— start —

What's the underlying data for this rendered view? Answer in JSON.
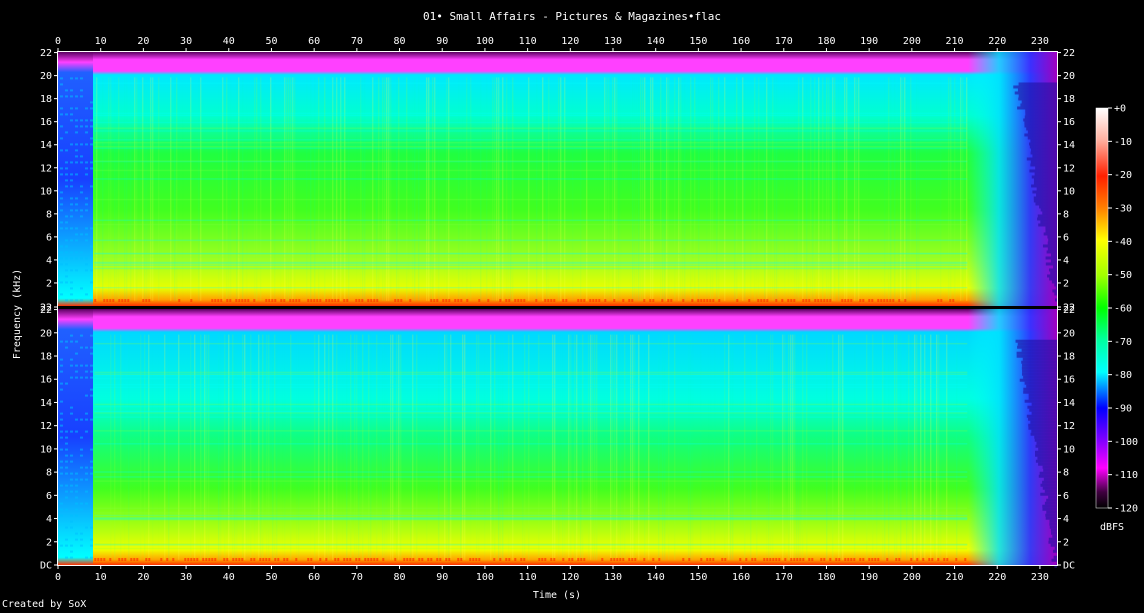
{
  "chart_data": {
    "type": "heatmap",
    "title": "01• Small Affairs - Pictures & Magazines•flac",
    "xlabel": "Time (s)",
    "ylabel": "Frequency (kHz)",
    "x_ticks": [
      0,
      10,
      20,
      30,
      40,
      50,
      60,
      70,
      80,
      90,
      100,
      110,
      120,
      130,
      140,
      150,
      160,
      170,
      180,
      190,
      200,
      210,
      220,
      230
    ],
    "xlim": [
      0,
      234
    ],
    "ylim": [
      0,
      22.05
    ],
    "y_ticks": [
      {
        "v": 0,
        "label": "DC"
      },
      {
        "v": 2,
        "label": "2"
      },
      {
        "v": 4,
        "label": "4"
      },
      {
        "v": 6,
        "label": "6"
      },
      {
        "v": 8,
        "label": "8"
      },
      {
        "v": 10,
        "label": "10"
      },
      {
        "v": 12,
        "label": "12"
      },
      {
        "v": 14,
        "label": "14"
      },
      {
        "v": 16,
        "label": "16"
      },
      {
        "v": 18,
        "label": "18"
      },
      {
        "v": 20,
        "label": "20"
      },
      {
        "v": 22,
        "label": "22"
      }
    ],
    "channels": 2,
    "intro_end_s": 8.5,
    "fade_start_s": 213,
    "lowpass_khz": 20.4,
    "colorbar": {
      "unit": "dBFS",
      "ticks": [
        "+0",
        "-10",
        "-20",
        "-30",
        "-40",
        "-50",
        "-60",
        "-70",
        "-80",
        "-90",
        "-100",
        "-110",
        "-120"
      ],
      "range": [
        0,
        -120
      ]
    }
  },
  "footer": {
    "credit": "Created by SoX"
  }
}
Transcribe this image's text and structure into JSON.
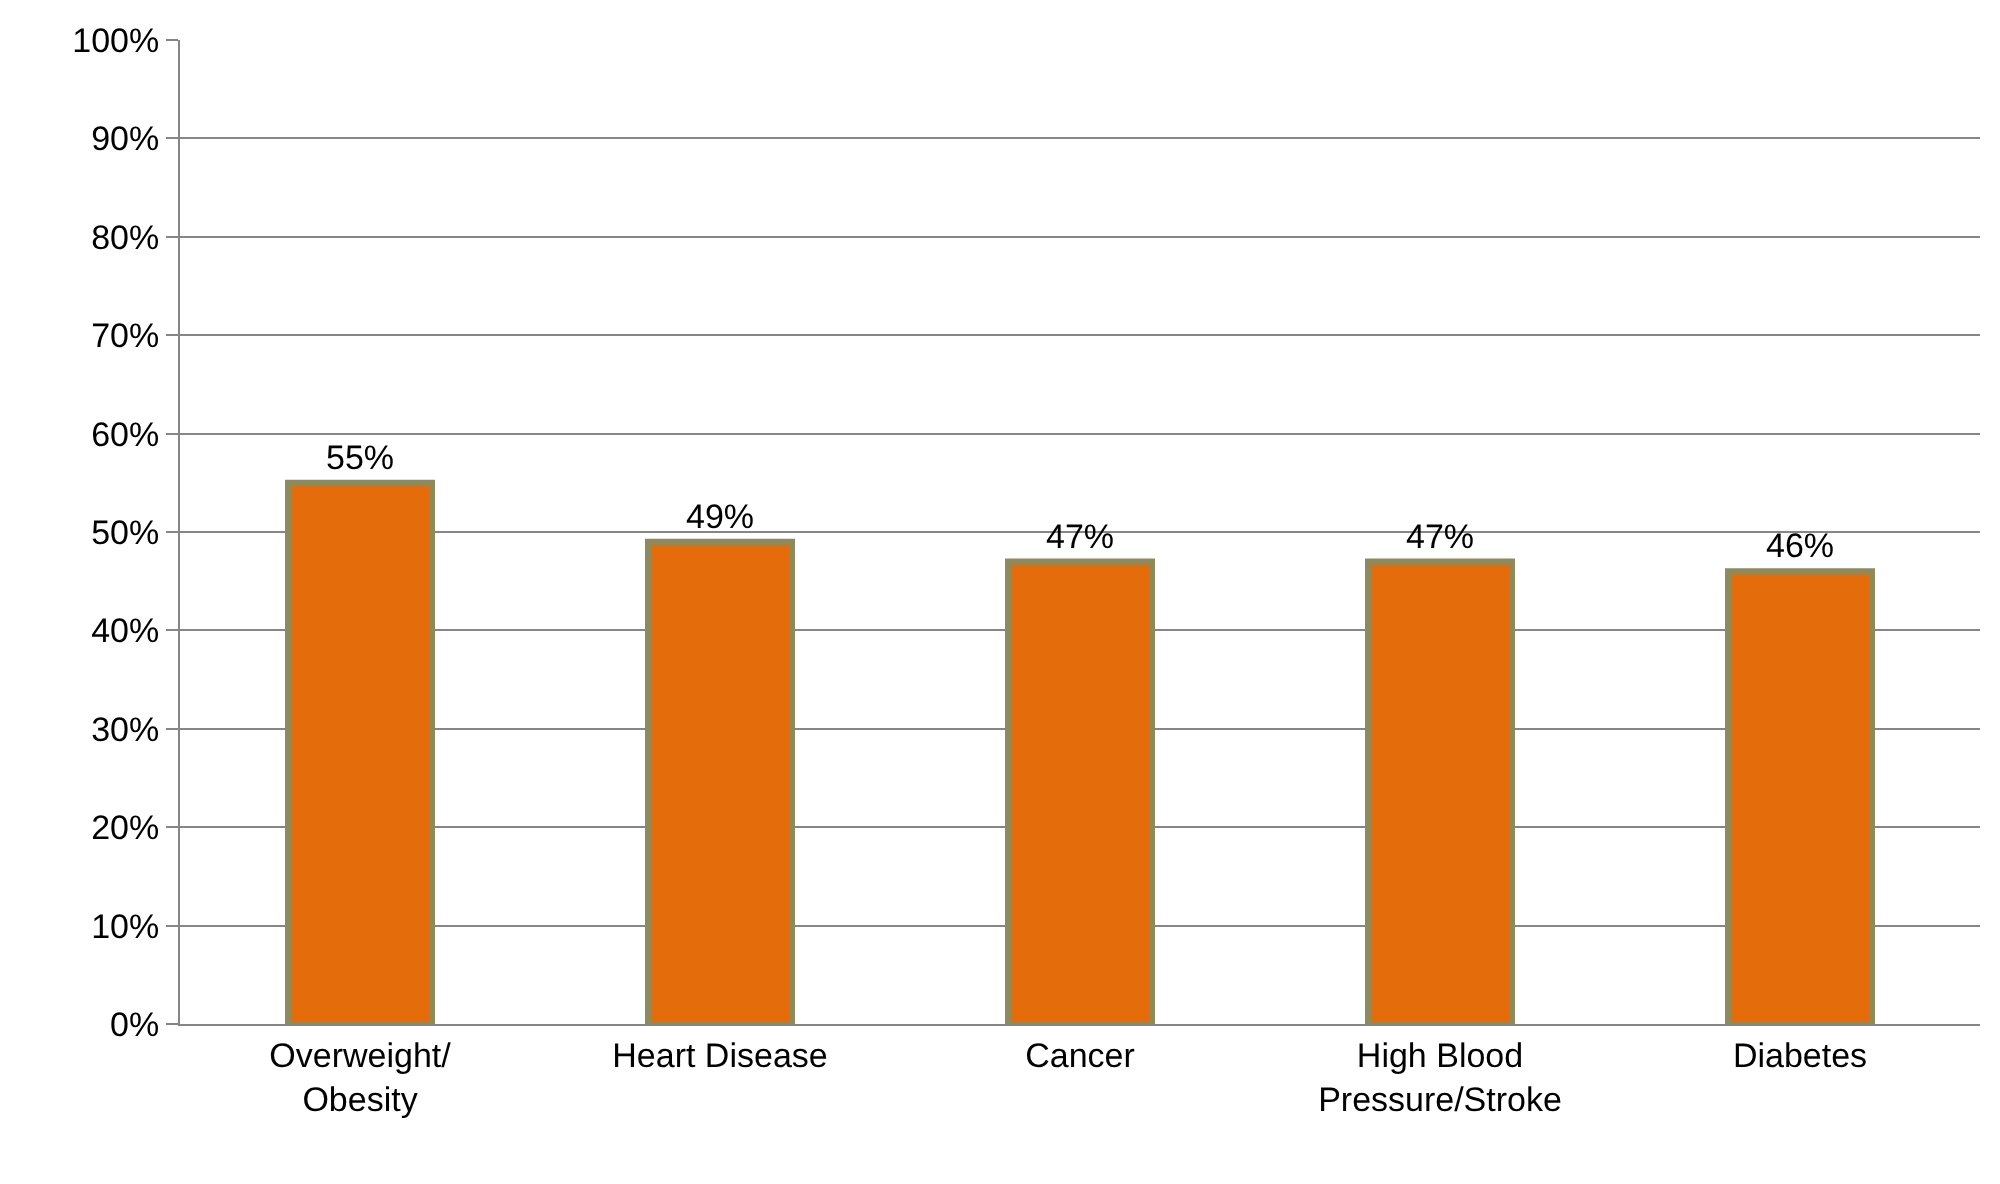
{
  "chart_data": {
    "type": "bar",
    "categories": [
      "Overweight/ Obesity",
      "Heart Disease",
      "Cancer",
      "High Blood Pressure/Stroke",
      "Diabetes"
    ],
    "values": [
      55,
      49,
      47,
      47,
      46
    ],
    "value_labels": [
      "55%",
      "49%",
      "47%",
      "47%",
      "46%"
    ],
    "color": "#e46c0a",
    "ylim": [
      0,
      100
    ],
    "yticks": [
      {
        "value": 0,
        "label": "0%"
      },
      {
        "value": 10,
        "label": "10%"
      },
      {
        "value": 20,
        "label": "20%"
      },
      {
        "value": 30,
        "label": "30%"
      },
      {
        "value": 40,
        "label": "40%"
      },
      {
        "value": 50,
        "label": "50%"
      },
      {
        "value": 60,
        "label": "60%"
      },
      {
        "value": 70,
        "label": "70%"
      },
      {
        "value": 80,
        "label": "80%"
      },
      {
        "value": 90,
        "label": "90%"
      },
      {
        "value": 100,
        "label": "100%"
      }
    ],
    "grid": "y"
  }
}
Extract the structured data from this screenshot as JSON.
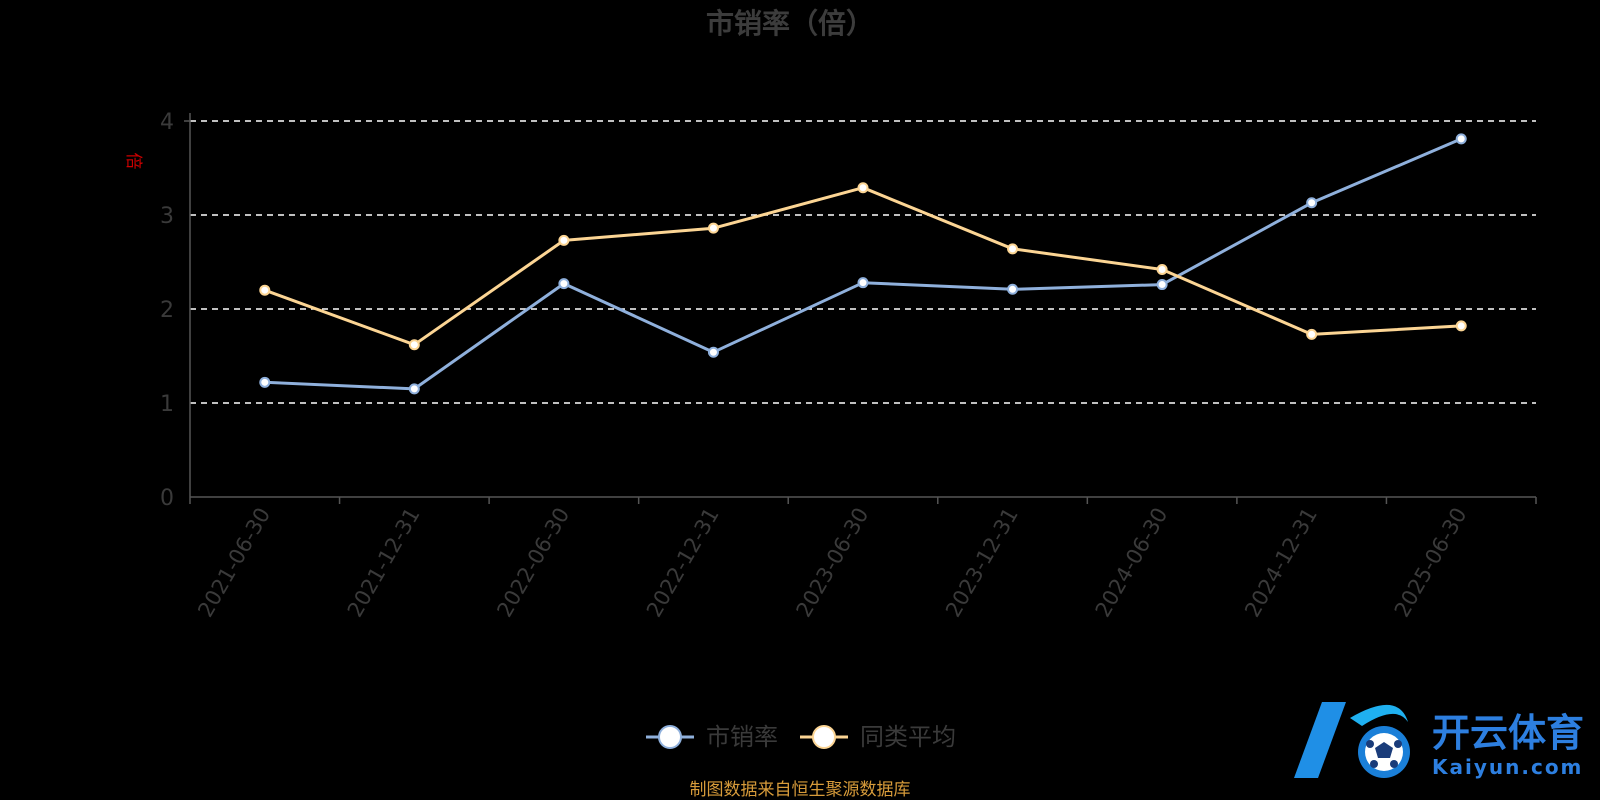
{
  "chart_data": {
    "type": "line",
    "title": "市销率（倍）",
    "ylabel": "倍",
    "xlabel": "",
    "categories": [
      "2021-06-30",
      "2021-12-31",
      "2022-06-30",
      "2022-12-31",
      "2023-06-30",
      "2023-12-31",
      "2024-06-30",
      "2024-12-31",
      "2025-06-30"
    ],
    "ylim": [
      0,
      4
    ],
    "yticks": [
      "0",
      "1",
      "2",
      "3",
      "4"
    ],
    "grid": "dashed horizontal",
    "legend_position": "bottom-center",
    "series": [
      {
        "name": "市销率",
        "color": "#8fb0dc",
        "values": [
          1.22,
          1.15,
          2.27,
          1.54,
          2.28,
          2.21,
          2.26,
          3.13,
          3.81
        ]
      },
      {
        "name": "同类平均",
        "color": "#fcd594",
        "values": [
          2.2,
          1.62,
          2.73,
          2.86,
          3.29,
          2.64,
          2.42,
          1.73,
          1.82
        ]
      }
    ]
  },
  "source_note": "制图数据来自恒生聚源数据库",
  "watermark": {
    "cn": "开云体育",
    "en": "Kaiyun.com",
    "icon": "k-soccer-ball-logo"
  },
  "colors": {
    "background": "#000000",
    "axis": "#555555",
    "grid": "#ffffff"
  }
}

— end —

### The request:
Count how many lines of the listing above include "grid" and report that number alone.

### Response:
3